▶ _Set task_
Collect and copy every line of the entries below that contains the string "axle". Case counts.

Stored data
↓

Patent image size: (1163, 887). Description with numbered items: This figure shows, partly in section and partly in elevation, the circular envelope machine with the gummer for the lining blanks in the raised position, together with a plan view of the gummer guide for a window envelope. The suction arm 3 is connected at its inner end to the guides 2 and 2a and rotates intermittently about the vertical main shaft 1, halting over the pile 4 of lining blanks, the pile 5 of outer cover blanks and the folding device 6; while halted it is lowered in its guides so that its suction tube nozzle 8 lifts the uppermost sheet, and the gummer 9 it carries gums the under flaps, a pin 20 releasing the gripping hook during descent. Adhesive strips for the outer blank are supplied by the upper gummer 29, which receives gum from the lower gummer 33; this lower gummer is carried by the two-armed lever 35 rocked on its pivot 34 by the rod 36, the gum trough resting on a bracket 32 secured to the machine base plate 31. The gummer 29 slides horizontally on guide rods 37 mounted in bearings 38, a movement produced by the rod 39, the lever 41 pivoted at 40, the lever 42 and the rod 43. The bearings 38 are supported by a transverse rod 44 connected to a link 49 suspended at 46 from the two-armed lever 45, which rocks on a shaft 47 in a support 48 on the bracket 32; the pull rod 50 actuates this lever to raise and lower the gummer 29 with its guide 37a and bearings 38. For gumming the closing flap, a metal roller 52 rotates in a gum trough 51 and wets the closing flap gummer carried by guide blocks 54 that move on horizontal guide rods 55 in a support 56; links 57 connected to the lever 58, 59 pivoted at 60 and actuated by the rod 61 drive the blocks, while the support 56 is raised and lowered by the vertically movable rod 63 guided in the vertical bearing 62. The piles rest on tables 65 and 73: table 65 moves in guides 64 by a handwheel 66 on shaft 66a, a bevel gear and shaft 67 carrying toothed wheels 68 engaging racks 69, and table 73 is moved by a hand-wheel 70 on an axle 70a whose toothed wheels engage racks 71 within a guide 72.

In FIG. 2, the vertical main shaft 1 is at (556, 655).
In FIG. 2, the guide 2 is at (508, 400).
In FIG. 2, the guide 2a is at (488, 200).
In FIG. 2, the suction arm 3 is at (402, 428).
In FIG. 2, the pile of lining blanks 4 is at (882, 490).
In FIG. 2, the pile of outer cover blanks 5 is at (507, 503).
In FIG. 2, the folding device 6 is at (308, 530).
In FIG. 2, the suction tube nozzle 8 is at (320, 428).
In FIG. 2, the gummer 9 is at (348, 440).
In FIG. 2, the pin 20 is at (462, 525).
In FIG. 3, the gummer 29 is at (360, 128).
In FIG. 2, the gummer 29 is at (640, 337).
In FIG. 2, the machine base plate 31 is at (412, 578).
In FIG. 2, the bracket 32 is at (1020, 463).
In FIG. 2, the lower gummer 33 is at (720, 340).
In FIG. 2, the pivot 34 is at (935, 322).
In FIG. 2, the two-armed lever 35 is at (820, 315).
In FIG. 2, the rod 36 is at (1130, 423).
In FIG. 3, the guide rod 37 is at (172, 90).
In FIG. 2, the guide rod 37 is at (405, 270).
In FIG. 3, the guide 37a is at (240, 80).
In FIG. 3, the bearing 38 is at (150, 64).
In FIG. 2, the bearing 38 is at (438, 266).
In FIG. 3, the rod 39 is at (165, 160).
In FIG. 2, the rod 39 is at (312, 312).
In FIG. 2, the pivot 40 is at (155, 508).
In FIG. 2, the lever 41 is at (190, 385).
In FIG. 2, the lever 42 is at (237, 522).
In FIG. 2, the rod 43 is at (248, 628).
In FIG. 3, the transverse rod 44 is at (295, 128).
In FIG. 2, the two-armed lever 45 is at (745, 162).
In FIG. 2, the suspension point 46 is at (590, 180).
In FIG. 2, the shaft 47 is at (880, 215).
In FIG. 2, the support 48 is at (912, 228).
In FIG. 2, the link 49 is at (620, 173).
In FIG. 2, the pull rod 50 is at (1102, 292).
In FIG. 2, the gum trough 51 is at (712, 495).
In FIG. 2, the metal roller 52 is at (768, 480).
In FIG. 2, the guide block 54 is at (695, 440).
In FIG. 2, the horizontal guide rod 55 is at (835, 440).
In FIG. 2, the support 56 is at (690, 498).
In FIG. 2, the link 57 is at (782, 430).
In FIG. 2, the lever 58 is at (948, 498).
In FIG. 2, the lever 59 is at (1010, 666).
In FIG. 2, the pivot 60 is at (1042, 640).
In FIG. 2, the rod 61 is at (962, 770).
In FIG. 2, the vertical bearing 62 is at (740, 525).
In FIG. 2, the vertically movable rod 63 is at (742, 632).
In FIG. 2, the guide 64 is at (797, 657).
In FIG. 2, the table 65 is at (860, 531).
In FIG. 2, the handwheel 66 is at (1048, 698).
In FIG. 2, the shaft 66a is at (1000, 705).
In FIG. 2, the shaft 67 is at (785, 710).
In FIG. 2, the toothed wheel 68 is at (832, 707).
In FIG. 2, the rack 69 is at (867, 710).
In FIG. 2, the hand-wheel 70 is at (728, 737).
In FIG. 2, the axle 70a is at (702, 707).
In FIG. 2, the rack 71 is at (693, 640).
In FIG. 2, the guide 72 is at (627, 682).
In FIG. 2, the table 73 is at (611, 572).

↑

▶ _Written response_
Patent image size: (1163, 887). Description with numbered items: This figure shows, partly in section and partly in elevation, the circular envelope machine with the gummer for the lining blanks in the raised position, together with a plan view of the gummer guide for a window envelope. The suction arm 3 is connected at its inner end to the guides 2 and 2a and rotates intermittently about the vertical main shaft 1, halting over the pile 4 of lining blanks, the pile 5 of outer cover blanks and the folding device 6; while halted it is lowered in its guides so that its suction tube nozzle 8 lifts the uppermost sheet, and the gummer 9 it carries gums the under flaps, a pin 20 releasing the gripping hook during descent. Adhesive strips for the outer blank are supplied by the upper gummer 29, which receives gum from the lower gummer 33; this lower gummer is carried by the two-armed lever 35 rocked on its pivot 34 by the rod 36, the gum trough resting on a bracket 32 secured to the machine base plate 31. The gummer 29 slides horizontally on guide rods 37 mounted in bearings 38, a movement produced by the rod 39, the lever 41 pivoted at 40, the lever 42 and the rod 43. The bearings 38 are supported by a transverse rod 44 connected to a link 49 suspended at 46 from the two-armed lever 45, which rocks on a shaft 47 in a support 48 on the bracket 32; the pull rod 50 actuates this lever to raise and lower the gummer 29 with its guide 37a and bearings 38. For gumming the closing flap, a metal roller 52 rotates in a gum trough 51 and wets the closing flap gummer carried by guide blocks 54 that move on horizontal guide rods 55 in a support 56; links 57 connected to the lever 58, 59 pivoted at 60 and actuated by the rod 61 drive the blocks, while the support 56 is raised and lowered by the vertically movable rod 63 guided in the vertical bearing 62. The piles rest on tables 65 and 73: table 65 moves in guides 64 by a handwheel 66 on shaft 66a, a bevel gear and shaft 67 carrying toothed wheels 68 engaging racks 69, and table 73 is moved by a hand-wheel 70 on an axle 70a whose toothed wheels engage racks 71 within a guide 72.
In FIG. 2, the axle 70a is at (702, 707).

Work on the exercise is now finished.